## begin Extracted information

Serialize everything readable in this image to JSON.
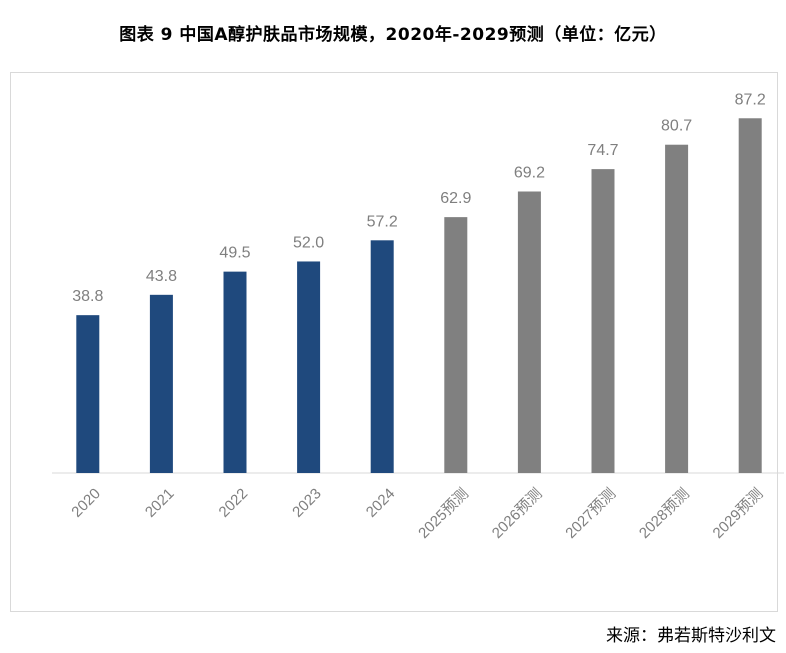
{
  "title": "图表 9 中国A醇护肤品市场规模，2020年-2029预测（单位：亿元）",
  "source": "来源：弗若斯特沙利文",
  "colors": {
    "actual": "#1f497d",
    "forecast": "#808080",
    "labels": "#7f7f7f",
    "axis": "#d9d9d9"
  },
  "chart_data": {
    "type": "bar",
    "categories": [
      "2020",
      "2021",
      "2022",
      "2023",
      "2024",
      "2025预测",
      "2026预测",
      "2027预测",
      "2028预测",
      "2029预测"
    ],
    "values": [
      38.8,
      43.8,
      49.5,
      52.0,
      57.2,
      62.9,
      69.2,
      74.7,
      80.7,
      87.2
    ],
    "data_labels": [
      "38.8",
      "43.8",
      "49.5",
      "52.0",
      "57.2",
      "62.9",
      "69.2",
      "74.7",
      "80.7",
      "87.2"
    ],
    "bar_kind": [
      "actual",
      "actual",
      "actual",
      "actual",
      "actual",
      "forecast",
      "forecast",
      "forecast",
      "forecast",
      "forecast"
    ],
    "ylim": [
      0,
      90
    ],
    "grid": false,
    "legend": "none",
    "xlabel": "",
    "ylabel": ""
  }
}
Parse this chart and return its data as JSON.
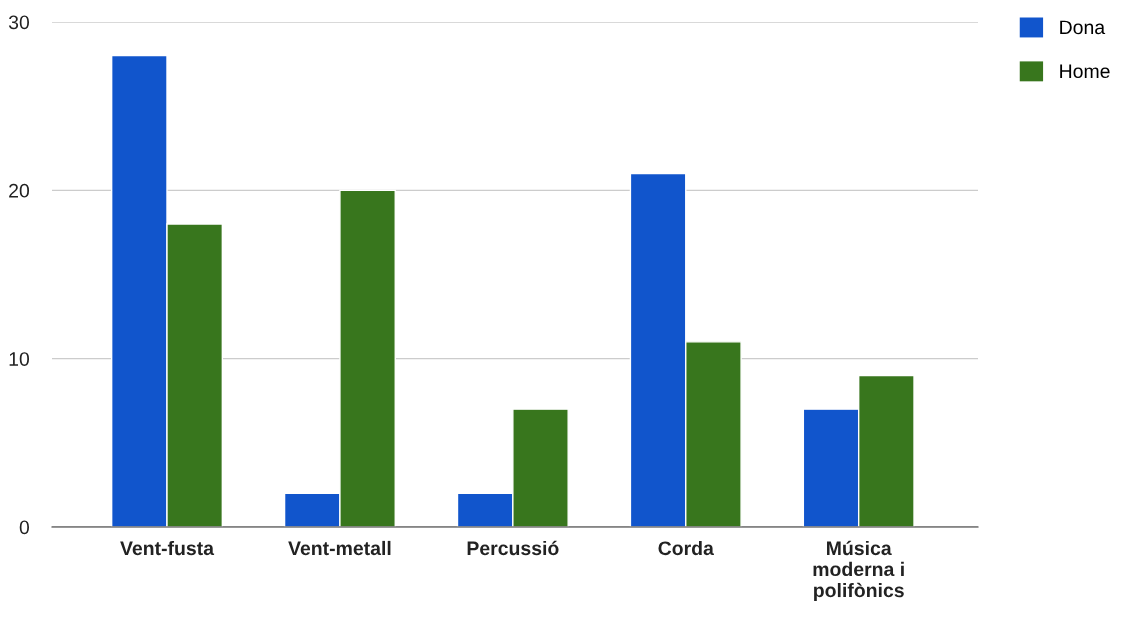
{
  "chart_data": {
    "type": "bar",
    "categories": [
      "Vent-fusta",
      "Vent-metall",
      "Percussió",
      "Corda",
      "Música\nmoderna i\npolifònics"
    ],
    "series": [
      {
        "name": "Dona",
        "color": "#1155cc",
        "values": [
          28,
          2,
          2,
          21,
          7
        ]
      },
      {
        "name": "Home",
        "color": "#38761d",
        "values": [
          18,
          20,
          7,
          11,
          9
        ]
      }
    ],
    "ylim": [
      0,
      30
    ],
    "yticks": [
      0,
      10,
      20,
      30
    ],
    "grid": "y",
    "legend": "top right"
  }
}
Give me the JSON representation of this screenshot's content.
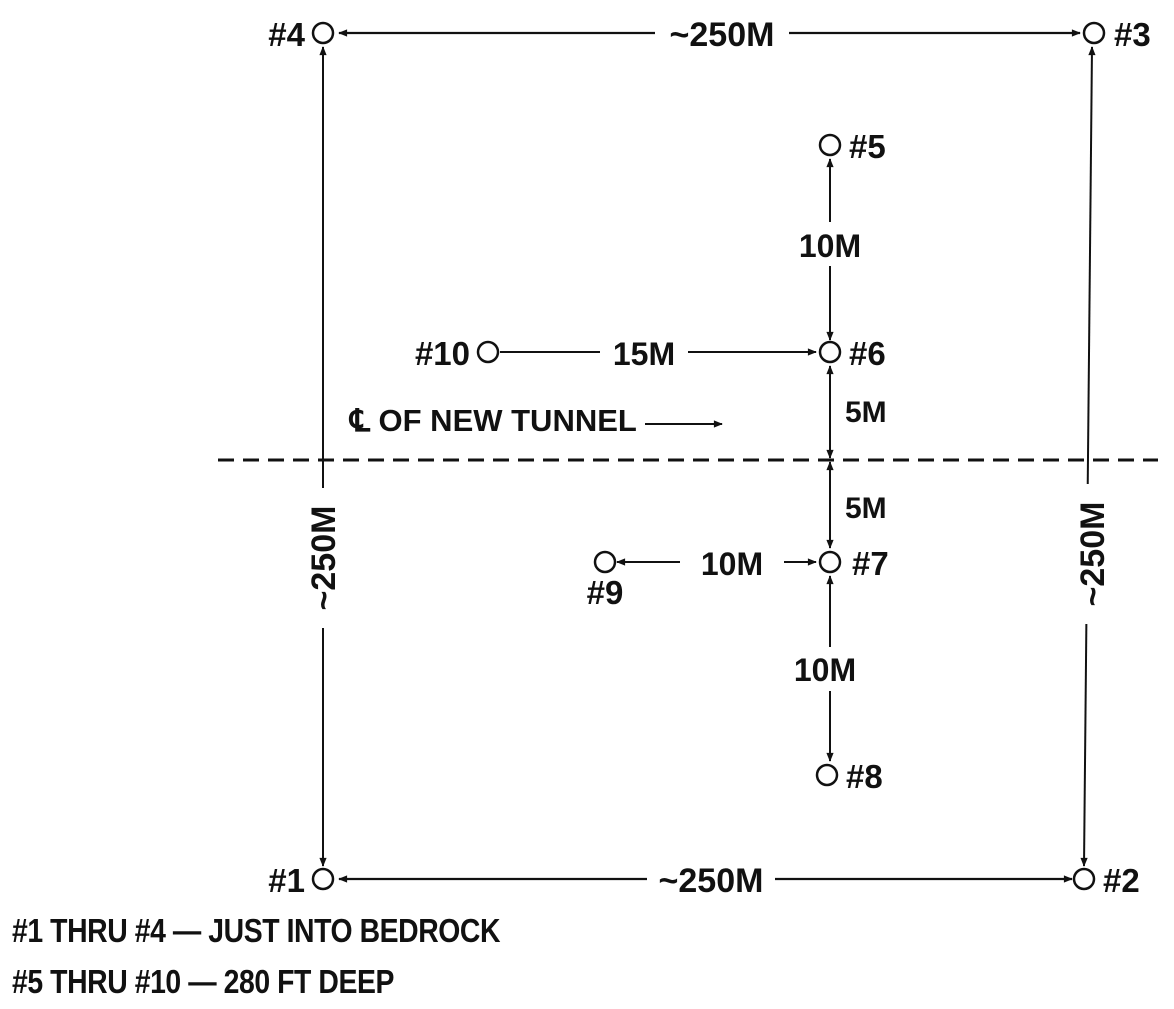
{
  "wells": [
    {
      "id": "1",
      "label": "#1"
    },
    {
      "id": "2",
      "label": "#2"
    },
    {
      "id": "3",
      "label": "#3"
    },
    {
      "id": "4",
      "label": "#4"
    },
    {
      "id": "5",
      "label": "#5"
    },
    {
      "id": "6",
      "label": "#6"
    },
    {
      "id": "7",
      "label": "#7"
    },
    {
      "id": "8",
      "label": "#8"
    },
    {
      "id": "9",
      "label": "#9"
    },
    {
      "id": "10",
      "label": "#10"
    }
  ],
  "distances": {
    "top": "~250M",
    "bottom": "~250M",
    "left": "~250M",
    "right": "~250M",
    "w5_w6": "10M",
    "w10_w6": "15M",
    "w6_centerline": "5M",
    "centerline_w7": "5M",
    "w9_w7": "10M",
    "w7_w8": "10M"
  },
  "centerline_label": "℄ OF NEW TUNNEL",
  "notes": [
    "#1 THRU #4 — JUST INTO BEDROCK",
    "#5 THRU #10 — 280 FT DEEP"
  ]
}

## end Extracted information

Every line of the data should be copied as it stands, without the images.

Serialize everything readable in this image to JSON.
{
  "title": "图表 9 中国A醇护肤品市场规模，2020年-2029预测（单位：亿元）",
  "source": "来源：弗若斯特沙利文",
  "colors": {
    "actual": "#1f497d",
    "forecast": "#808080",
    "labels": "#7f7f7f",
    "axis": "#d9d9d9"
  },
  "chart_data": {
    "type": "bar",
    "categories": [
      "2020",
      "2021",
      "2022",
      "2023",
      "2024",
      "2025预测",
      "2026预测",
      "2027预测",
      "2028预测",
      "2029预测"
    ],
    "values": [
      38.8,
      43.8,
      49.5,
      52.0,
      57.2,
      62.9,
      69.2,
      74.7,
      80.7,
      87.2
    ],
    "data_labels": [
      "38.8",
      "43.8",
      "49.5",
      "52.0",
      "57.2",
      "62.9",
      "69.2",
      "74.7",
      "80.7",
      "87.2"
    ],
    "bar_kind": [
      "actual",
      "actual",
      "actual",
      "actual",
      "actual",
      "forecast",
      "forecast",
      "forecast",
      "forecast",
      "forecast"
    ],
    "ylim": [
      0,
      90
    ],
    "grid": false,
    "legend": "none",
    "xlabel": "",
    "ylabel": ""
  }
}
Parse this chart and return its data as JSON.
{
  "chart_data": {
    "type": "bar",
    "categories": [
      "Vent-fusta",
      "Vent-metall",
      "Percussió",
      "Corda",
      "Música\nmoderna i\npolifònics"
    ],
    "series": [
      {
        "name": "Dona",
        "color": "#1155cc",
        "values": [
          28,
          2,
          2,
          21,
          7
        ]
      },
      {
        "name": "Home",
        "color": "#38761d",
        "values": [
          18,
          20,
          7,
          11,
          9
        ]
      }
    ],
    "ylim": [
      0,
      30
    ],
    "yticks": [
      0,
      10,
      20,
      30
    ],
    "grid": "y",
    "legend": "top right"
  }
}
Give me the JSON representation of this screenshot's content.
{
  "wells": [
    {
      "id": "1",
      "label": "#1"
    },
    {
      "id": "2",
      "label": "#2"
    },
    {
      "id": "3",
      "label": "#3"
    },
    {
      "id": "4",
      "label": "#4"
    },
    {
      "id": "5",
      "label": "#5"
    },
    {
      "id": "6",
      "label": "#6"
    },
    {
      "id": "7",
      "label": "#7"
    },
    {
      "id": "8",
      "label": "#8"
    },
    {
      "id": "9",
      "label": "#9"
    },
    {
      "id": "10",
      "label": "#10"
    }
  ],
  "distances": {
    "top": "~250M",
    "bottom": "~250M",
    "left": "~250M",
    "right": "~250M",
    "w5_w6": "10M",
    "w10_w6": "15M",
    "w6_centerline": "5M",
    "centerline_w7": "5M",
    "w9_w7": "10M",
    "w7_w8": "10M"
  },
  "centerline_label": "℄ OF NEW TUNNEL",
  "notes": [
    "#1 THRU #4 — JUST INTO BEDROCK",
    "#5 THRU #10 — 280 FT DEEP"
  ]
}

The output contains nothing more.